╔══
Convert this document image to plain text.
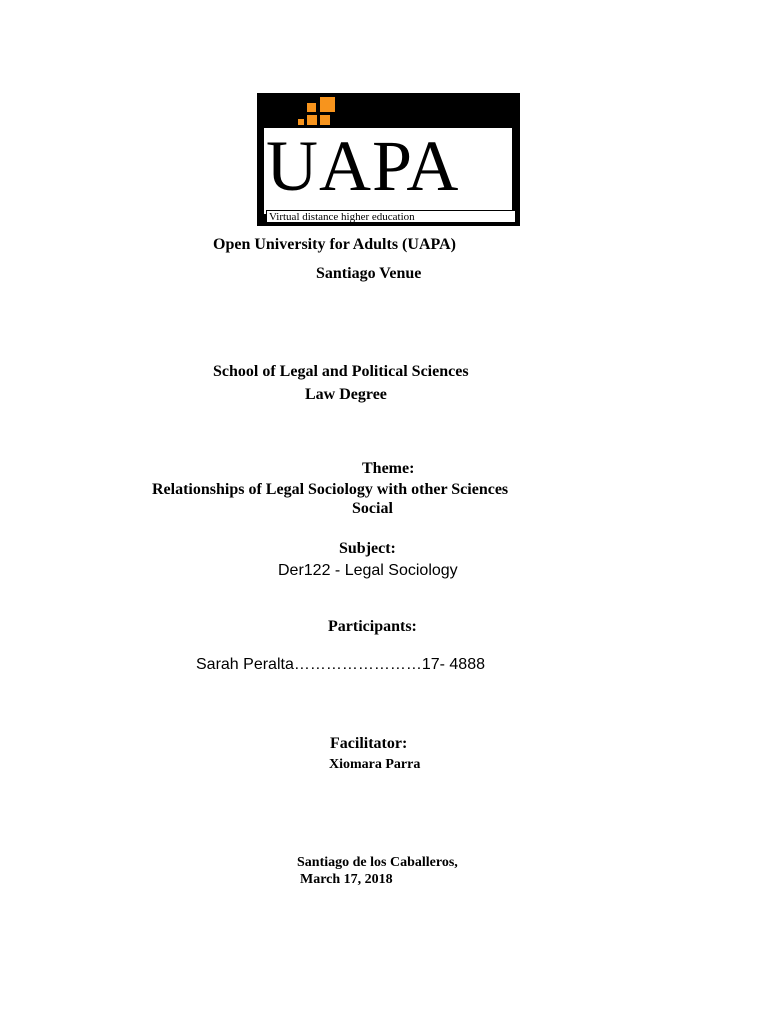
UAPA
Virtual distance higher education
Open University for Adults (UAPA)
Santiago Venue
School of Legal and Political Sciences
Law Degree
Theme:
Relationships of Legal Sociology with other Sciences
Social
Subject:
Der122 - Legal Sociology
Participants:
Sarah Peralta……………………17- 4888
Facilitator:
Xiomara Parra
Santiago de los Caballeros,
March 17, 2018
╚══
**Instruction**
Your task is an exact transcription of all the data, minus the pictures.

**Answer to the problem**
Convert this document image to plain text.
UAPA
Virtual distance higher education
Open University for Adults (UAPA)
Santiago Venue
School of Legal and Political Sciences
Law Degree
Theme:
Relationships of Legal Sociology with other Sciences
Social
Subject:
Der122 - Legal Sociology
Participants:
Sarah Peralta……………………17- 4888
Facilitator:
Xiomara Parra
Santiago de los Caballeros,
March 17, 2018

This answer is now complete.